++++ Records shown

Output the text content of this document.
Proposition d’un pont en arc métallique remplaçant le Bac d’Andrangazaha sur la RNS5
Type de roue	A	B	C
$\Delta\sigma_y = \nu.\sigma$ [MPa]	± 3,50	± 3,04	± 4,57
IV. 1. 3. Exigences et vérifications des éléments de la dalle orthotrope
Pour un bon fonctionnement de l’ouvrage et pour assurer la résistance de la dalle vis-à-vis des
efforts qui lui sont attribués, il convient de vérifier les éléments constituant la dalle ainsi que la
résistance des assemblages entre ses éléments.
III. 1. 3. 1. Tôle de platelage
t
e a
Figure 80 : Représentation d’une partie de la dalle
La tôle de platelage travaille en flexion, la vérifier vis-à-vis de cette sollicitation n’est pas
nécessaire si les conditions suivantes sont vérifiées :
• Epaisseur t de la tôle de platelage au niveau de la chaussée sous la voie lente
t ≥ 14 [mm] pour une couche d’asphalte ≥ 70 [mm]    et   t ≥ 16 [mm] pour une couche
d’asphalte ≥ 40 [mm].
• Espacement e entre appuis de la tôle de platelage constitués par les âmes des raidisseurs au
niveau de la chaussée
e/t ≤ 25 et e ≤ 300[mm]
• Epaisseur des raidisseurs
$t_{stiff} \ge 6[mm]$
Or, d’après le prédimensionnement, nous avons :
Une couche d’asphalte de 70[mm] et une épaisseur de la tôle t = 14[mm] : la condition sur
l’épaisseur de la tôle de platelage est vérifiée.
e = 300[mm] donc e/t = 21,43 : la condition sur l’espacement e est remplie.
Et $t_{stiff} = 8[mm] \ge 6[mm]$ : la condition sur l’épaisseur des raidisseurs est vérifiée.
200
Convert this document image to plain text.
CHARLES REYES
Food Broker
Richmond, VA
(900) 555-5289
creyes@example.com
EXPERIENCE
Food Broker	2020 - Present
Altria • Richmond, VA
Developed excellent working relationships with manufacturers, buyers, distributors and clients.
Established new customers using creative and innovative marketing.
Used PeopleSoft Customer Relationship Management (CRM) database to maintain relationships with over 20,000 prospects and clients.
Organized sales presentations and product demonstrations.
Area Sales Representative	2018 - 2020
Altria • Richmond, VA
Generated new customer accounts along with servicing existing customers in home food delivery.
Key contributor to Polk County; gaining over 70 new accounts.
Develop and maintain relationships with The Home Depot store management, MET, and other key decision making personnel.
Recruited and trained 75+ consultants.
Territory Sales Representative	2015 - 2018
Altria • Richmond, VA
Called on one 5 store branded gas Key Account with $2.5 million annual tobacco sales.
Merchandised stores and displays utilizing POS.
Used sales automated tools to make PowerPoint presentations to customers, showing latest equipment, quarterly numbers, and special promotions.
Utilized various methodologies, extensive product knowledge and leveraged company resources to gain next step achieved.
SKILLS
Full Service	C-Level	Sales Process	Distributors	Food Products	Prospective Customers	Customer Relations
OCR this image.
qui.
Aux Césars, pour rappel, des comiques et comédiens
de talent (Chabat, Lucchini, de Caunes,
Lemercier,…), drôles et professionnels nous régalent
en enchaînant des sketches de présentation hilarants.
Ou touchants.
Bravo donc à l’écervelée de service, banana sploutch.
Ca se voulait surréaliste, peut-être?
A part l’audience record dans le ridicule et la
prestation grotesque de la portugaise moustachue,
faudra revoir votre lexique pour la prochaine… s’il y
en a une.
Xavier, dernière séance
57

++++++++

Aim -
The records above are to be copied in full, exactly as written.

Solution -
Output the text content of this document.
Proposition d’un pont en arc métallique remplaçant le Bac d’Andrangazaha sur la RNS5
Type de roue	A	B	C
$\Delta\sigma_y = \nu.\sigma$ [MPa]	± 3,50	± 3,04	± 4,57
IV. 1. 3. Exigences et vérifications des éléments de la dalle orthotrope
Pour un bon fonctionnement de l’ouvrage et pour assurer la résistance de la dalle vis-à-vis des
efforts qui lui sont attribués, il convient de vérifier les éléments constituant la dalle ainsi que la
résistance des assemblages entre ses éléments.
III. 1. 3. 1. Tôle de platelage
t
e a
Figure 80 : Représentation d’une partie de la dalle
La tôle de platelage travaille en flexion, la vérifier vis-à-vis de cette sollicitation n’est pas
nécessaire si les conditions suivantes sont vérifiées :
• Epaisseur t de la tôle de platelage au niveau de la chaussée sous la voie lente
t ≥ 14 [mm] pour une couche d’asphalte ≥ 70 [mm]    et   t ≥ 16 [mm] pour une couche
d’asphalte ≥ 40 [mm].
• Espacement e entre appuis de la tôle de platelage constitués par les âmes des raidisseurs au
niveau de la chaussée
e/t ≤ 25 et e ≤ 300[mm]
• Epaisseur des raidisseurs
$t_{stiff} \ge 6[mm]$
Or, d’après le prédimensionnement, nous avons :
Une couche d’asphalte de 70[mm] et une épaisseur de la tôle t = 14[mm] : la condition sur
l’épaisseur de la tôle de platelage est vérifiée.
e = 300[mm] donc e/t = 21,43 : la condition sur l’espacement e est remplie.
Et $t_{stiff} = 8[mm] \ge 6[mm]$ : la condition sur l’épaisseur des raidisseurs est vérifiée.
200
Convert this document image to plain text.
CHARLES REYES
Food Broker
Richmond, VA
(900) 555-5289
creyes@example.com
EXPERIENCE
Food Broker	2020 - Present
Altria • Richmond, VA
Developed excellent working relationships with manufacturers, buyers, distributors and clients.
Established new customers using creative and innovative marketing.
Used PeopleSoft Customer Relationship Management (CRM) database to maintain relationships with over 20,000 prospects and clients.
Organized sales presentations and product demonstrations.
Area Sales Representative	2018 - 2020
Altria • Richmond, VA
Generated new customer accounts along with servicing existing customers in home food delivery.
Key contributor to Polk County; gaining over 70 new accounts.
Develop and maintain relationships with The Home Depot store management, MET, and other key decision making personnel.
Recruited and trained 75+ consultants.
Territory Sales Representative	2015 - 2018
Altria • Richmond, VA
Called on one 5 store branded gas Key Account with $2.5 million annual tobacco sales.
Merchandised stores and displays utilizing POS.
Used sales automated tools to make PowerPoint presentations to customers, showing latest equipment, quarterly numbers, and special promotions.
Utilized various methodologies, extensive product knowledge and leveraged company resources to gain next step achieved.
SKILLS
Full Service	C-Level	Sales Process	Distributors	Food Products	Prospective Customers	Customer Relations
OCR this image.
qui.
Aux Césars, pour rappel, des comiques et comédiens
de talent (Chabat, Lucchini, de Caunes,
Lemercier,…), drôles et professionnels nous régalent
en enchaînant des sketches de présentation hilarants.
Ou touchants.
Bravo donc à l’écervelée de service, banana sploutch.
Ca se voulait surréaliste, peut-être?
A part l’audience record dans le ridicule et la
prestation grotesque de la portugaise moustachue,
faudra revoir votre lexique pour la prochaine… s’il y
en a une.
Xavier, dernière séance
57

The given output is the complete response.